§ GIVEN REQUEST
Pick out the lines below that include the string "JSON".

§ DATASET
━━━━━━━━━━━━━━━━
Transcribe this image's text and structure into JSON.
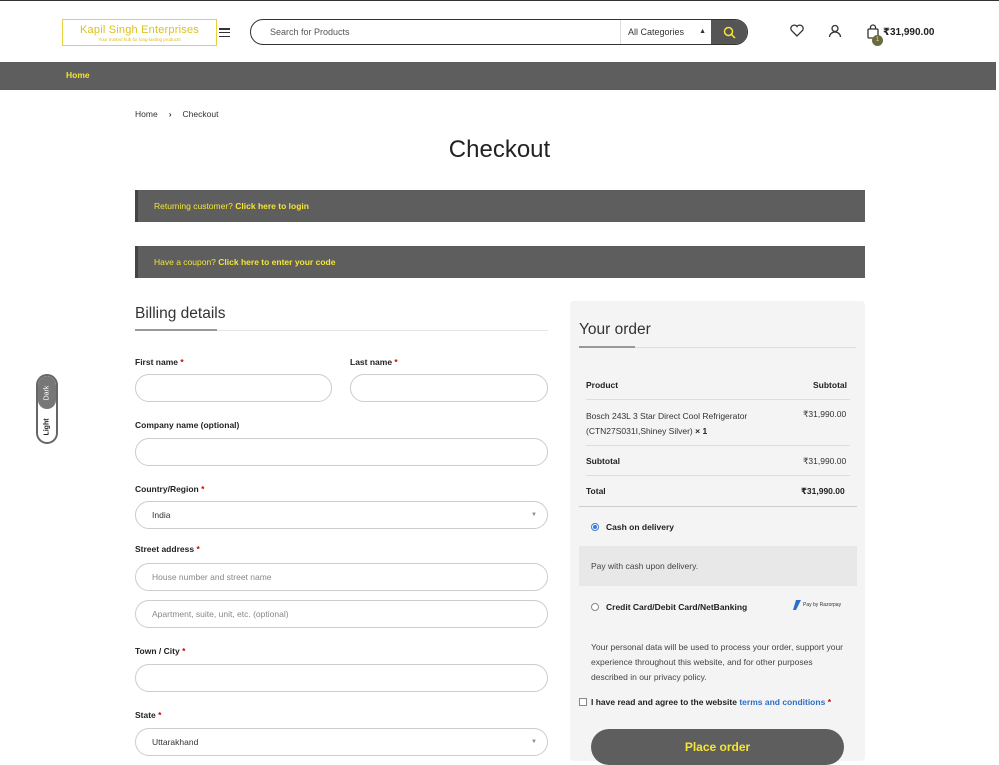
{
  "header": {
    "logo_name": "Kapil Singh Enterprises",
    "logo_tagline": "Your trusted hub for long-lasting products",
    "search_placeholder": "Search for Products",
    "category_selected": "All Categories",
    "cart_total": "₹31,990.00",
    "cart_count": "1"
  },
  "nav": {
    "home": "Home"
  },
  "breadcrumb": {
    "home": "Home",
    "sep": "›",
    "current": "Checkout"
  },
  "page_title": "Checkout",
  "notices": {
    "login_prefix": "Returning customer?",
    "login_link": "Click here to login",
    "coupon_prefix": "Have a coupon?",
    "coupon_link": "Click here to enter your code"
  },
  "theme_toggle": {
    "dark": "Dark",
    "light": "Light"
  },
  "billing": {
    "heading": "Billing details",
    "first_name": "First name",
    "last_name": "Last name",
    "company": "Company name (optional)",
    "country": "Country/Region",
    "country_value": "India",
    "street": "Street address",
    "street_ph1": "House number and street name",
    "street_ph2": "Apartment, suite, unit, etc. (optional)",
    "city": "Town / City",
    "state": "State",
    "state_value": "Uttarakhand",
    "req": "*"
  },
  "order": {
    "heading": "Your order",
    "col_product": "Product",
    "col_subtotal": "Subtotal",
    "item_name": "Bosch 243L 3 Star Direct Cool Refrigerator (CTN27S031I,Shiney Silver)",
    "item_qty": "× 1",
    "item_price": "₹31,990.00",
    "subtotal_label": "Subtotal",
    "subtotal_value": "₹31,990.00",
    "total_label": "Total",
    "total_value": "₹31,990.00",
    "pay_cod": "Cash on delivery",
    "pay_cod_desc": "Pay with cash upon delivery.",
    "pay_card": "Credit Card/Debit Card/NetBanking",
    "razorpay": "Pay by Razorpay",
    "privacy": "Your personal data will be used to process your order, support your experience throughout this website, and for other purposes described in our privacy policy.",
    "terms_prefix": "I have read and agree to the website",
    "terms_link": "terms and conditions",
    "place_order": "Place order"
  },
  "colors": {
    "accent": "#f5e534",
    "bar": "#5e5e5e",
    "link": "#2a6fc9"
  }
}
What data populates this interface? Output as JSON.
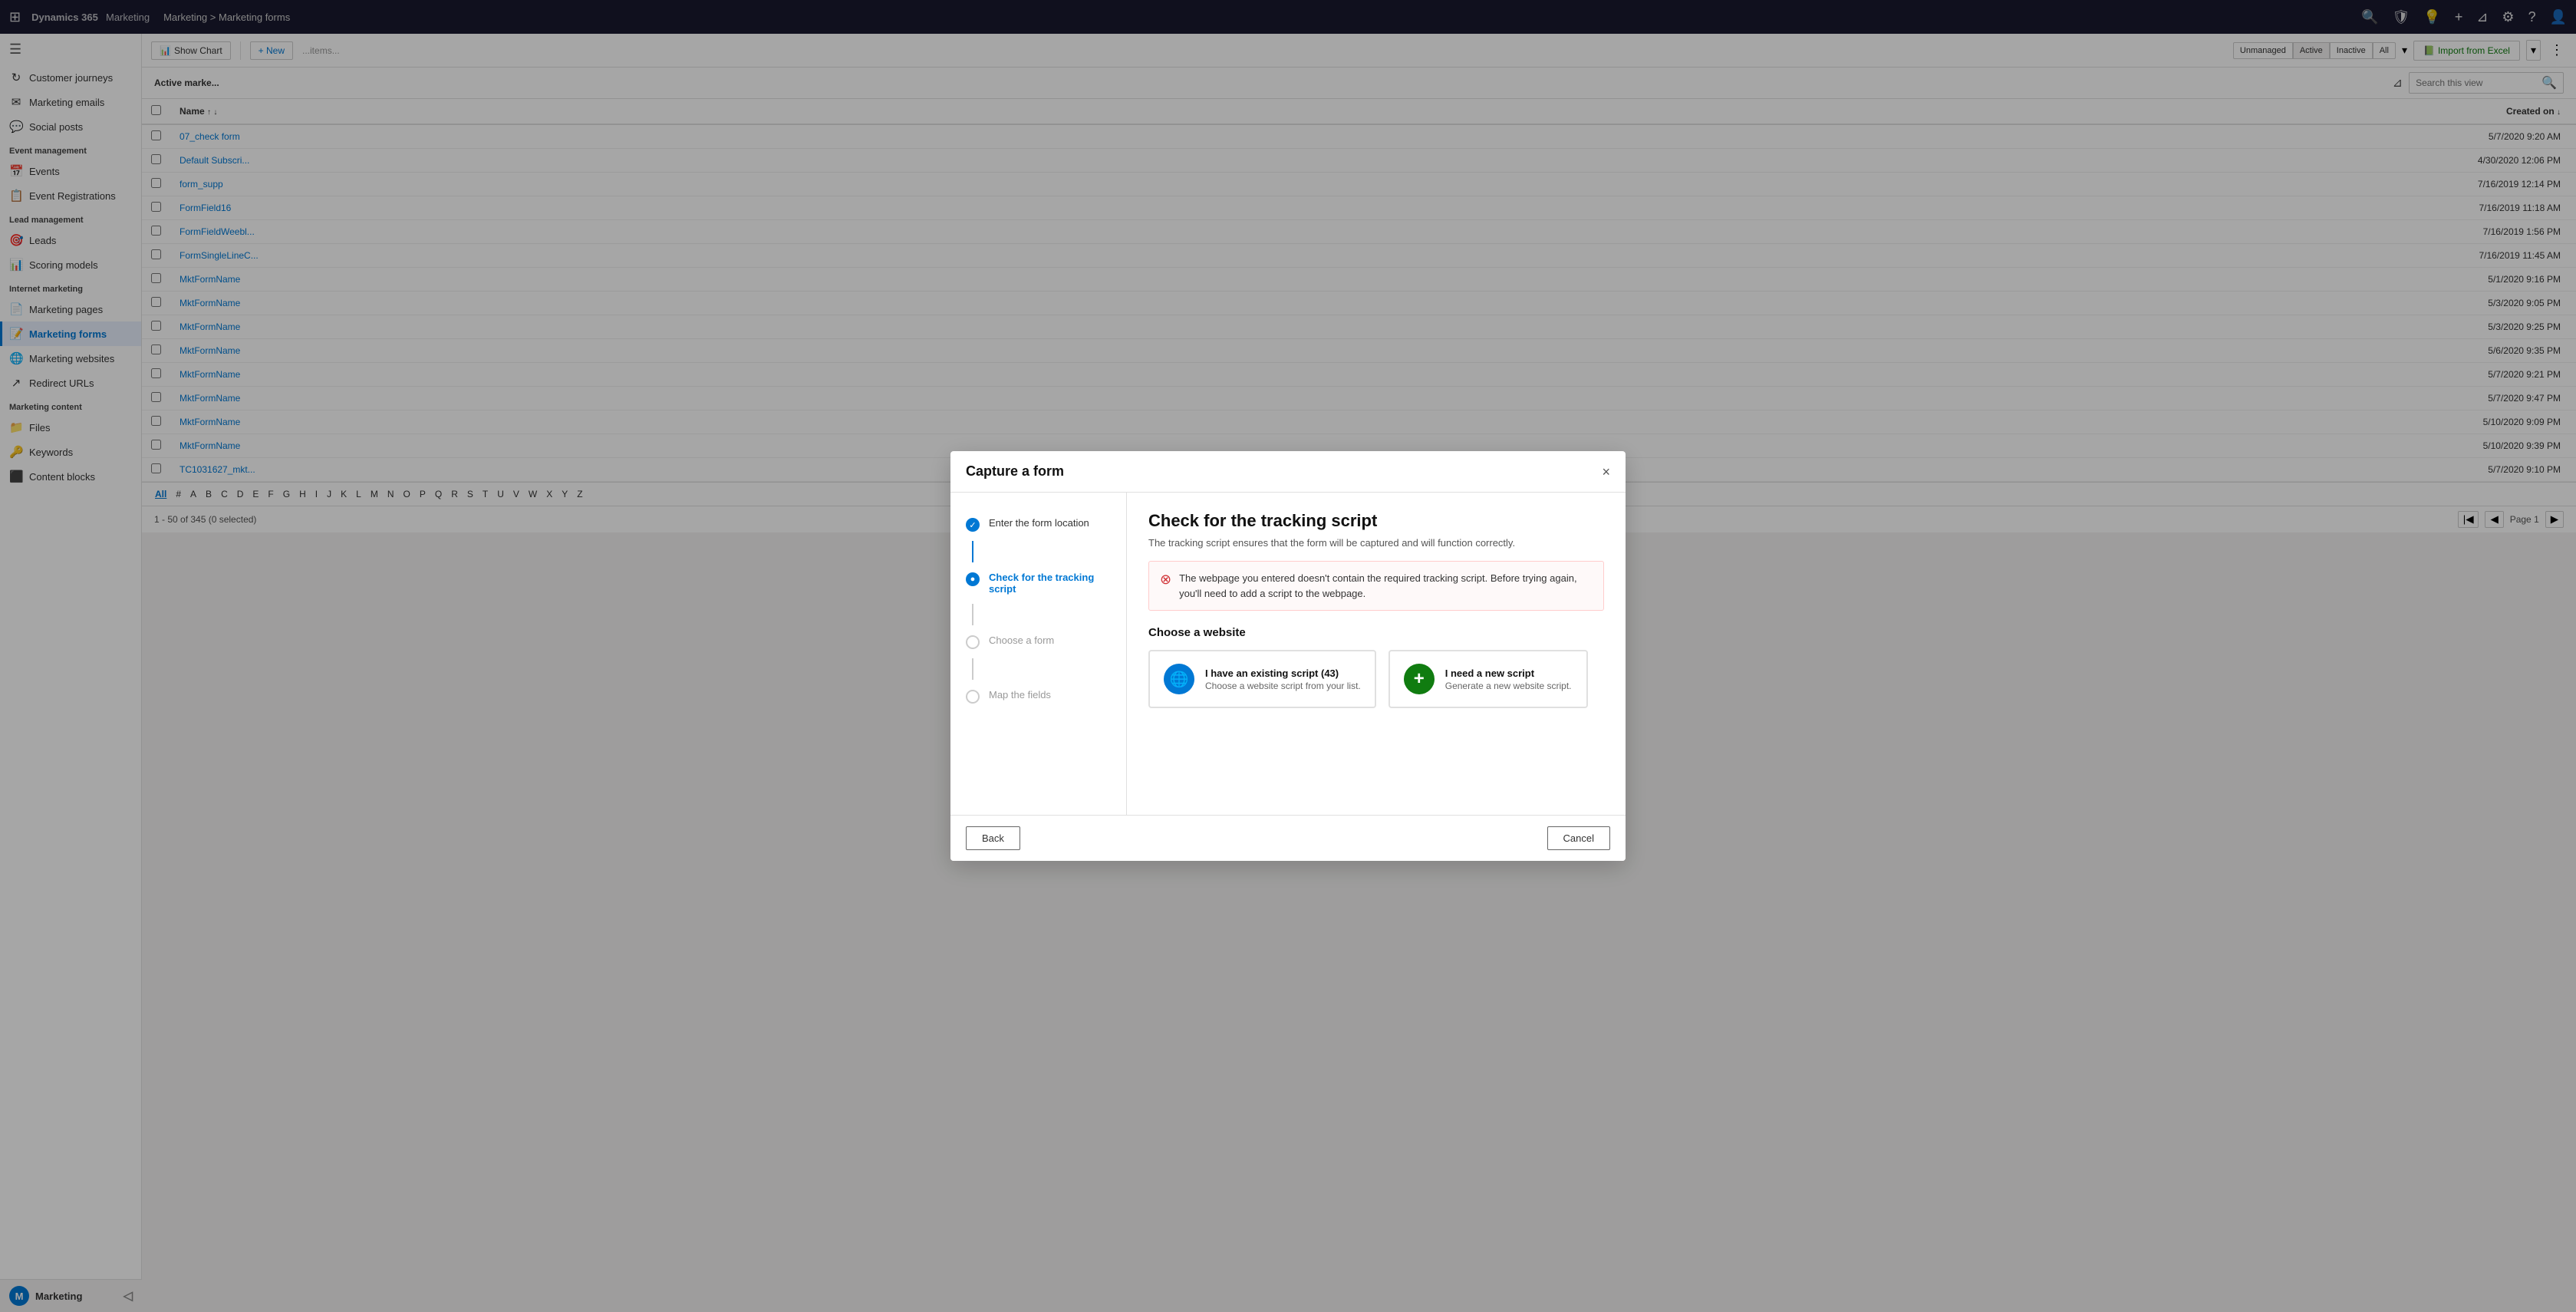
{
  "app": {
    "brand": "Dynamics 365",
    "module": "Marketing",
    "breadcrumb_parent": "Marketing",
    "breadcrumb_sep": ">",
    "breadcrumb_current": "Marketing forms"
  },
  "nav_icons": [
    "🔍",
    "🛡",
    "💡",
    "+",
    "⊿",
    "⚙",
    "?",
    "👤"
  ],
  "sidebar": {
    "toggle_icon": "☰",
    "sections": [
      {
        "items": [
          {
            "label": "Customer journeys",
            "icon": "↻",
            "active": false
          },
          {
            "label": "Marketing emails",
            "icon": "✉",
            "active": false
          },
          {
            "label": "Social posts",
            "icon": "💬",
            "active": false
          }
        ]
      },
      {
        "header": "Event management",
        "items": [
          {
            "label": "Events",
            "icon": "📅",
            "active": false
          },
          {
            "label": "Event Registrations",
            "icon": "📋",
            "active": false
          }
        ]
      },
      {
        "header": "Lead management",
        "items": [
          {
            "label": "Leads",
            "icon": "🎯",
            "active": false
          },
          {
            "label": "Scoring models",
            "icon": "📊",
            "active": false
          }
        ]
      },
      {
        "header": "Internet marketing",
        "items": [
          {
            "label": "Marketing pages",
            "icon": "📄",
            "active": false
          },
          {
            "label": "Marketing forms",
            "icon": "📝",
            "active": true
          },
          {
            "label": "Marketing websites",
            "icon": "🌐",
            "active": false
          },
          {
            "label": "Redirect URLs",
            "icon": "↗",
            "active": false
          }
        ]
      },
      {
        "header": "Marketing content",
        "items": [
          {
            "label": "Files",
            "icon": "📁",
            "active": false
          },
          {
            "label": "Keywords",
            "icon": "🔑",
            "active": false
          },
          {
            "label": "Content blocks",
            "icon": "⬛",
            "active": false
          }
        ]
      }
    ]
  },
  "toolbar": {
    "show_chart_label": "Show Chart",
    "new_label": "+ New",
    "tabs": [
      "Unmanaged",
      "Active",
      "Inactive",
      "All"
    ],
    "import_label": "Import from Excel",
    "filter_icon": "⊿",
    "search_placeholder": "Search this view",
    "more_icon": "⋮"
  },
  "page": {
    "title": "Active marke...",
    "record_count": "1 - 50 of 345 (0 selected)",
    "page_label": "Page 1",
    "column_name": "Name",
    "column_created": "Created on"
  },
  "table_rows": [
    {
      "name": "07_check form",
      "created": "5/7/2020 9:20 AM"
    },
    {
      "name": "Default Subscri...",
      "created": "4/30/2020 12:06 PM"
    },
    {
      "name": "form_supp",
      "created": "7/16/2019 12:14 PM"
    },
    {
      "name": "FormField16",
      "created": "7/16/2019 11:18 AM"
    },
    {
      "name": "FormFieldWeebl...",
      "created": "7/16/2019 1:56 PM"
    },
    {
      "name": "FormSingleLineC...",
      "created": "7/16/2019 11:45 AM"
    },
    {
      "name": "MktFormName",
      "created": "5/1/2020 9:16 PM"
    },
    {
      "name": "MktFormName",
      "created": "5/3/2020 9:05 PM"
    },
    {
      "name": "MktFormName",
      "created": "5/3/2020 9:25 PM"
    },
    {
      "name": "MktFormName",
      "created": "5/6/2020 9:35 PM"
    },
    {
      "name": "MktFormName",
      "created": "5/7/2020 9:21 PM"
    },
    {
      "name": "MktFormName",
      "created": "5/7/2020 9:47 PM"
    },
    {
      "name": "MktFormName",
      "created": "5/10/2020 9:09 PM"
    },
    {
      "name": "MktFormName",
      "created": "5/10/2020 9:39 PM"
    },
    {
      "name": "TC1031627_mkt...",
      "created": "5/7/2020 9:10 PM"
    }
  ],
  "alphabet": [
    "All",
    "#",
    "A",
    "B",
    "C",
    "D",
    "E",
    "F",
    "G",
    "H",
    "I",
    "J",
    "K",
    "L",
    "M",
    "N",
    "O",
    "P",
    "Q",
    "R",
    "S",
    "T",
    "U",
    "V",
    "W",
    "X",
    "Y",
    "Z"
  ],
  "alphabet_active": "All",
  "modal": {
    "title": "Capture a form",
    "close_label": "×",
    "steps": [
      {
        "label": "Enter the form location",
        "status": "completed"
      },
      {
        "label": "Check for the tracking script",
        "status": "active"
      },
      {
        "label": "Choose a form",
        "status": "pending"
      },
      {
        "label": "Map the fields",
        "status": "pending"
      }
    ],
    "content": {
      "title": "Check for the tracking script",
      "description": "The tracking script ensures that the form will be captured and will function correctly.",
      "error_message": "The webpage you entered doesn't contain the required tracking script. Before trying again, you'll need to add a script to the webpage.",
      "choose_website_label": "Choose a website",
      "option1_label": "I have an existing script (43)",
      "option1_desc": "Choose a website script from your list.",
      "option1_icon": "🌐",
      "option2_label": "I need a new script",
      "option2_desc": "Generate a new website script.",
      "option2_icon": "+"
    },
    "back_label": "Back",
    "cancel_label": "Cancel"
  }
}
━━━━━━━━━━━━━━━━
§ ANSWER FOR THE TASK
Transcribe this image's text and structure into JSON.
What data populates this interface? Output as JSON.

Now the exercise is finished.